--- BEGIN ---

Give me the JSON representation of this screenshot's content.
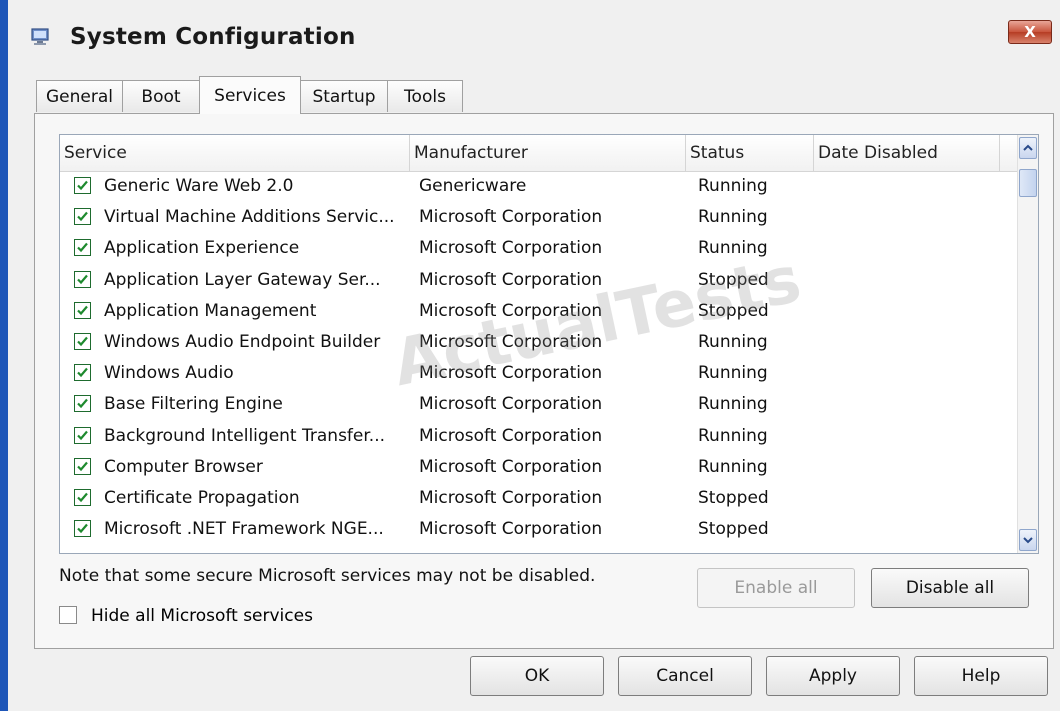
{
  "window": {
    "title": "System Configuration",
    "close_label": "X"
  },
  "tabs": [
    {
      "label": "General"
    },
    {
      "label": "Boot"
    },
    {
      "label": "Services",
      "active": true
    },
    {
      "label": "Startup"
    },
    {
      "label": "Tools"
    }
  ],
  "table": {
    "columns": [
      "Service",
      "Manufacturer",
      "Status",
      "Date Disabled"
    ],
    "rows": [
      {
        "checked": true,
        "service": "Generic Ware Web 2.0",
        "manufacturer": "Genericware",
        "status": "Running",
        "date_disabled": ""
      },
      {
        "checked": true,
        "service": "Virtual Machine Additions Servic...",
        "manufacturer": "Microsoft Corporation",
        "status": "Running",
        "date_disabled": ""
      },
      {
        "checked": true,
        "service": "Application Experience",
        "manufacturer": "Microsoft Corporation",
        "status": "Running",
        "date_disabled": ""
      },
      {
        "checked": true,
        "service": "Application Layer Gateway Ser...",
        "manufacturer": "Microsoft Corporation",
        "status": "Stopped",
        "date_disabled": ""
      },
      {
        "checked": true,
        "service": "Application Management",
        "manufacturer": "Microsoft Corporation",
        "status": "Stopped",
        "date_disabled": ""
      },
      {
        "checked": true,
        "service": "Windows Audio Endpoint Builder",
        "manufacturer": "Microsoft Corporation",
        "status": "Running",
        "date_disabled": ""
      },
      {
        "checked": true,
        "service": "Windows Audio",
        "manufacturer": "Microsoft Corporation",
        "status": "Running",
        "date_disabled": ""
      },
      {
        "checked": true,
        "service": "Base Filtering Engine",
        "manufacturer": "Microsoft Corporation",
        "status": "Running",
        "date_disabled": ""
      },
      {
        "checked": true,
        "service": "Background Intelligent Transfer...",
        "manufacturer": "Microsoft Corporation",
        "status": "Running",
        "date_disabled": ""
      },
      {
        "checked": true,
        "service": "Computer Browser",
        "manufacturer": "Microsoft Corporation",
        "status": "Running",
        "date_disabled": ""
      },
      {
        "checked": true,
        "service": "Certificate Propagation",
        "manufacturer": "Microsoft Corporation",
        "status": "Stopped",
        "date_disabled": ""
      },
      {
        "checked": true,
        "service": "Microsoft .NET Framework NGE...",
        "manufacturer": "Microsoft Corporation",
        "status": "Stopped",
        "date_disabled": ""
      }
    ]
  },
  "watermark": "ActualTests",
  "note": "Note that some secure Microsoft services may not be disabled.",
  "hide_microsoft": {
    "label": "Hide all Microsoft services",
    "checked": false
  },
  "buttons": {
    "enable_all": "Enable all",
    "disable_all": "Disable all",
    "ok": "OK",
    "cancel": "Cancel",
    "apply": "Apply",
    "help": "Help"
  },
  "colors": {
    "checkmark": "#1e8a2e",
    "title_border": "#1e56b8"
  },
  "icons": {
    "title": "monitor-config-icon",
    "close": "close-icon",
    "check": "checkmark-icon",
    "scroll_up": "chevron-up-icon",
    "scroll_down": "chevron-down-icon"
  }
}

--- END ---

→ **Task brief**: Quote the material in full and exactly; do not carry over its pictures.

→ **Exercise answer**:
Give me the JSON representation of this screenshot's content.
{
  "window": {
    "title": "System Configuration",
    "close_label": "X"
  },
  "tabs": [
    {
      "label": "General"
    },
    {
      "label": "Boot"
    },
    {
      "label": "Services",
      "active": true
    },
    {
      "label": "Startup"
    },
    {
      "label": "Tools"
    }
  ],
  "table": {
    "columns": [
      "Service",
      "Manufacturer",
      "Status",
      "Date Disabled"
    ],
    "rows": [
      {
        "checked": true,
        "service": "Generic Ware Web 2.0",
        "manufacturer": "Genericware",
        "status": "Running",
        "date_disabled": ""
      },
      {
        "checked": true,
        "service": "Virtual Machine Additions Servic...",
        "manufacturer": "Microsoft Corporation",
        "status": "Running",
        "date_disabled": ""
      },
      {
        "checked": true,
        "service": "Application Experience",
        "manufacturer": "Microsoft Corporation",
        "status": "Running",
        "date_disabled": ""
      },
      {
        "checked": true,
        "service": "Application Layer Gateway Ser...",
        "manufacturer": "Microsoft Corporation",
        "status": "Stopped",
        "date_disabled": ""
      },
      {
        "checked": true,
        "service": "Application Management",
        "manufacturer": "Microsoft Corporation",
        "status": "Stopped",
        "date_disabled": ""
      },
      {
        "checked": true,
        "service": "Windows Audio Endpoint Builder",
        "manufacturer": "Microsoft Corporation",
        "status": "Running",
        "date_disabled": ""
      },
      {
        "checked": true,
        "service": "Windows Audio",
        "manufacturer": "Microsoft Corporation",
        "status": "Running",
        "date_disabled": ""
      },
      {
        "checked": true,
        "service": "Base Filtering Engine",
        "manufacturer": "Microsoft Corporation",
        "status": "Running",
        "date_disabled": ""
      },
      {
        "checked": true,
        "service": "Background Intelligent Transfer...",
        "manufacturer": "Microsoft Corporation",
        "status": "Running",
        "date_disabled": ""
      },
      {
        "checked": true,
        "service": "Computer Browser",
        "manufacturer": "Microsoft Corporation",
        "status": "Running",
        "date_disabled": ""
      },
      {
        "checked": true,
        "service": "Certificate Propagation",
        "manufacturer": "Microsoft Corporation",
        "status": "Stopped",
        "date_disabled": ""
      },
      {
        "checked": true,
        "service": "Microsoft .NET Framework NGE...",
        "manufacturer": "Microsoft Corporation",
        "status": "Stopped",
        "date_disabled": ""
      }
    ]
  },
  "watermark": "ActualTests",
  "note": "Note that some secure Microsoft services may not be disabled.",
  "hide_microsoft": {
    "label": "Hide all Microsoft services",
    "checked": false
  },
  "buttons": {
    "enable_all": "Enable all",
    "disable_all": "Disable all",
    "ok": "OK",
    "cancel": "Cancel",
    "apply": "Apply",
    "help": "Help"
  },
  "colors": {
    "checkmark": "#1e8a2e",
    "title_border": "#1e56b8"
  },
  "icons": {
    "title": "monitor-config-icon",
    "close": "close-icon",
    "check": "checkmark-icon",
    "scroll_up": "chevron-up-icon",
    "scroll_down": "chevron-down-icon"
  }
}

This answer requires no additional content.